(Stored entries)

_ _ _ _ _

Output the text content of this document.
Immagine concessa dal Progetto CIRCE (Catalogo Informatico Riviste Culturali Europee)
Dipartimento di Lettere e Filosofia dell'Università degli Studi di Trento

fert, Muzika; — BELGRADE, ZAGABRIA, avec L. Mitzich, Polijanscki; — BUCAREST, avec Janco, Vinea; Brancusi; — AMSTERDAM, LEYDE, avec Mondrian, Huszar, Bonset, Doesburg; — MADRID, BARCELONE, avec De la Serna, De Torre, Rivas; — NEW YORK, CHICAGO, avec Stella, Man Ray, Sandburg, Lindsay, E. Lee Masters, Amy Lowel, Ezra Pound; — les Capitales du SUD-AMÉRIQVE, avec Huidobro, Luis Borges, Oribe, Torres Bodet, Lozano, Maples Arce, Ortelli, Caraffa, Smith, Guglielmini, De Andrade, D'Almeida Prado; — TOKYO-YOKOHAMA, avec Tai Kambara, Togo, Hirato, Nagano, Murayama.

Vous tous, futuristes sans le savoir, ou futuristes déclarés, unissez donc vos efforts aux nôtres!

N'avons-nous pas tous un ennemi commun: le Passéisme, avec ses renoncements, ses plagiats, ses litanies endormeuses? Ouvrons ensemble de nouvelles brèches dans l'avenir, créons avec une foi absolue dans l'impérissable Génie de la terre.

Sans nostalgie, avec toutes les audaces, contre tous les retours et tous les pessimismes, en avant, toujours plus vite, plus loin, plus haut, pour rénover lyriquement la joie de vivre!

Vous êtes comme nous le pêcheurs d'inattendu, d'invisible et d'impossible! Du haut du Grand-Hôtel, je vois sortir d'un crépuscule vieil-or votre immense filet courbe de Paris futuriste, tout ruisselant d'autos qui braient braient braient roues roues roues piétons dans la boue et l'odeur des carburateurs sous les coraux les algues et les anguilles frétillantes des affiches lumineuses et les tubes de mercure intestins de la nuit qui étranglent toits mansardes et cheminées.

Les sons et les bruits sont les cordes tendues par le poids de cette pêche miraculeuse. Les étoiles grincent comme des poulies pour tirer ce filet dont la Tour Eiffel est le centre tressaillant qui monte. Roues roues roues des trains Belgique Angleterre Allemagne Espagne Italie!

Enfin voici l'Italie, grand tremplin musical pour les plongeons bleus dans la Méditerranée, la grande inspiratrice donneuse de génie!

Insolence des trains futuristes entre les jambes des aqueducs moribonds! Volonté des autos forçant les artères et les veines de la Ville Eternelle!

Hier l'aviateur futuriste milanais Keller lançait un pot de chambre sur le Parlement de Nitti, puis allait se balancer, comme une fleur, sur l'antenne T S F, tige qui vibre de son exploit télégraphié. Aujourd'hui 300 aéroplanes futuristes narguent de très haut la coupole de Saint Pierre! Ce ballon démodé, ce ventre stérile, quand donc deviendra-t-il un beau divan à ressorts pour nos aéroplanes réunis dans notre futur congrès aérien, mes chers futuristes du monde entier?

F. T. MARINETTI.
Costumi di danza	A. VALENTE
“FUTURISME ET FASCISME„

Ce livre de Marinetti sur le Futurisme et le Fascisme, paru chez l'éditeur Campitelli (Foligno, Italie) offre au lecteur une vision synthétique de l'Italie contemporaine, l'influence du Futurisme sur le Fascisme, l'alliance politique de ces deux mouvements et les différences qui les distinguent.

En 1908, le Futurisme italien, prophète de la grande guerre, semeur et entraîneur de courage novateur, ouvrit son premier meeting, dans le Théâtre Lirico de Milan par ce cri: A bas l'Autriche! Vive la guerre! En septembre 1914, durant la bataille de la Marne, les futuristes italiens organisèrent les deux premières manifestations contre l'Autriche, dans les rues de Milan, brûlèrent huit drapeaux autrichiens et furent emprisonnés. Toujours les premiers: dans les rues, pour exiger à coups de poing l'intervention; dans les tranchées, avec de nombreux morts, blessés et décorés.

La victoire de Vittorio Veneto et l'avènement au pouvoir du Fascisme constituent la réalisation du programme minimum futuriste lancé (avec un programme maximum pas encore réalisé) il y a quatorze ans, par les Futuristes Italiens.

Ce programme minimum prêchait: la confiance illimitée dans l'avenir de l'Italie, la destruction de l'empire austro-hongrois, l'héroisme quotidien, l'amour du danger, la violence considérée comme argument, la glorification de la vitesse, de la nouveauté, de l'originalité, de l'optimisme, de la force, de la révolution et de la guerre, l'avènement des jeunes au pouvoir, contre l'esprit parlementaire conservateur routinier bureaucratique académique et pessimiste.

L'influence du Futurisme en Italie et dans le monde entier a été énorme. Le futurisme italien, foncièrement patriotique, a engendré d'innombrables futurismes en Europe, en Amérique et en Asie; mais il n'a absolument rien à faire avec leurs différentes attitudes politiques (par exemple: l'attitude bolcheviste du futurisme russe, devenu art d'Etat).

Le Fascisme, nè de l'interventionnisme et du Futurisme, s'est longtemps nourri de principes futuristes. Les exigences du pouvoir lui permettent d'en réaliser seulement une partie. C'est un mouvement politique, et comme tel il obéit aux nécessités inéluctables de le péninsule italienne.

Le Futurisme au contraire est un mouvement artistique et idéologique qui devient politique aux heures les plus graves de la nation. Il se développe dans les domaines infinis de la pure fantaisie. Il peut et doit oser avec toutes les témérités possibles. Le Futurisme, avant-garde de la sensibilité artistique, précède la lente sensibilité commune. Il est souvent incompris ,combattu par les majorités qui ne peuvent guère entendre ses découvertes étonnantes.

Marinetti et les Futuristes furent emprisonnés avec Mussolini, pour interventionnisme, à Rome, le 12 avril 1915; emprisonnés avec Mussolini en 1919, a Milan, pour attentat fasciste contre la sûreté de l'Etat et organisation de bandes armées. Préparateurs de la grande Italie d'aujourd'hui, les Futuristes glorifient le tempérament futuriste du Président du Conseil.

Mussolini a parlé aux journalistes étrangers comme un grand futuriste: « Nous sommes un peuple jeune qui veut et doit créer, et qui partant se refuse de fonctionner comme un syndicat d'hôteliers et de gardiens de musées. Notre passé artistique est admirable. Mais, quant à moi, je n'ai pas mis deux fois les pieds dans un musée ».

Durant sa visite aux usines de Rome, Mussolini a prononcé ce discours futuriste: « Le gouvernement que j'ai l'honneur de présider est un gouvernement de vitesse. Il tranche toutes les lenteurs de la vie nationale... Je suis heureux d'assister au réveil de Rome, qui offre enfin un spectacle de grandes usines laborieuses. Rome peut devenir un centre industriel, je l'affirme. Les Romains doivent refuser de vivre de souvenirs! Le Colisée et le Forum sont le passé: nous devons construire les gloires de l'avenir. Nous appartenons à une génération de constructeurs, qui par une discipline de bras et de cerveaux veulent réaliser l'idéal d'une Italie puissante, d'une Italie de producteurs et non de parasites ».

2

_ _ _ _ _

WORK TO COMPLETE — A single figure is required: the number of lines above in which the word "offre" occurs.

SOLUTION TO THIS EXERCISE — 2